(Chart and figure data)
----------------------------------------

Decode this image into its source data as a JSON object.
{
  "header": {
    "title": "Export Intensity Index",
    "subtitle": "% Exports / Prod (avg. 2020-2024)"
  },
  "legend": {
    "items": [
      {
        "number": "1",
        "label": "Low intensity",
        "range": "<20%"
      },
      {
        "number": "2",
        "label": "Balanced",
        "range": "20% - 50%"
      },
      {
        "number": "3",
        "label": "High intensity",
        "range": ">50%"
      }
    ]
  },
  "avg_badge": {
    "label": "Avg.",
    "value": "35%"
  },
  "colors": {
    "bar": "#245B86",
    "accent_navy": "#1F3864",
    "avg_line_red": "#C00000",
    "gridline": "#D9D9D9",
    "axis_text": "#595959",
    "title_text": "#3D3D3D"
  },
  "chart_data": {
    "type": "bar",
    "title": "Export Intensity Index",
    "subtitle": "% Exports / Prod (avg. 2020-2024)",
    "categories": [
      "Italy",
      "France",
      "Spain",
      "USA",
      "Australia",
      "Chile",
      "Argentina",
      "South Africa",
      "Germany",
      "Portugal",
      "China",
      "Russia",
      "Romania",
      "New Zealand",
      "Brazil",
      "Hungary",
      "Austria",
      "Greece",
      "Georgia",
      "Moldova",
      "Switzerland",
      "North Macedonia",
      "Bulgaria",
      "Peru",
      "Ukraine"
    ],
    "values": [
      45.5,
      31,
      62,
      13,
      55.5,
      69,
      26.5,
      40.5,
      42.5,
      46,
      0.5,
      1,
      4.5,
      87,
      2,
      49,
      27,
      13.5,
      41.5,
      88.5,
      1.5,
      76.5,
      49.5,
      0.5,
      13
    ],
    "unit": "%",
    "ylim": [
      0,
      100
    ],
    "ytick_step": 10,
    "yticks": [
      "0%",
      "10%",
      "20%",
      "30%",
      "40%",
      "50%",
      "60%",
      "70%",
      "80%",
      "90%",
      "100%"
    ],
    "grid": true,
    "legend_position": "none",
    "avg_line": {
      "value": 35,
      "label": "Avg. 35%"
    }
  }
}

----------------------------------------

* Aim of the task: The listing above must be transcribed exactly, line by line.

* Full output:
Decode this image into its source data as a JSON object.
{
  "header": {
    "title": "Export Intensity Index",
    "subtitle": "% Exports / Prod (avg. 2020-2024)"
  },
  "legend": {
    "items": [
      {
        "number": "1",
        "label": "Low intensity",
        "range": "<20%"
      },
      {
        "number": "2",
        "label": "Balanced",
        "range": "20% - 50%"
      },
      {
        "number": "3",
        "label": "High intensity",
        "range": ">50%"
      }
    ]
  },
  "avg_badge": {
    "label": "Avg.",
    "value": "35%"
  },
  "colors": {
    "bar": "#245B86",
    "accent_navy": "#1F3864",
    "avg_line_red": "#C00000",
    "gridline": "#D9D9D9",
    "axis_text": "#595959",
    "title_text": "#3D3D3D"
  },
  "chart_data": {
    "type": "bar",
    "title": "Export Intensity Index",
    "subtitle": "% Exports / Prod (avg. 2020-2024)",
    "categories": [
      "Italy",
      "France",
      "Spain",
      "USA",
      "Australia",
      "Chile",
      "Argentina",
      "South Africa",
      "Germany",
      "Portugal",
      "China",
      "Russia",
      "Romania",
      "New Zealand",
      "Brazil",
      "Hungary",
      "Austria",
      "Greece",
      "Georgia",
      "Moldova",
      "Switzerland",
      "North Macedonia",
      "Bulgaria",
      "Peru",
      "Ukraine"
    ],
    "values": [
      45.5,
      31,
      62,
      13,
      55.5,
      69,
      26.5,
      40.5,
      42.5,
      46,
      0.5,
      1,
      4.5,
      87,
      2,
      49,
      27,
      13.5,
      41.5,
      88.5,
      1.5,
      76.5,
      49.5,
      0.5,
      13
    ],
    "unit": "%",
    "ylim": [
      0,
      100
    ],
    "ytick_step": 10,
    "yticks": [
      "0%",
      "10%",
      "20%",
      "30%",
      "40%",
      "50%",
      "60%",
      "70%",
      "80%",
      "90%",
      "100%"
    ],
    "grid": true,
    "legend_position": "none",
    "avg_line": {
      "value": 35,
      "label": "Avg. 35%"
    }
  }
}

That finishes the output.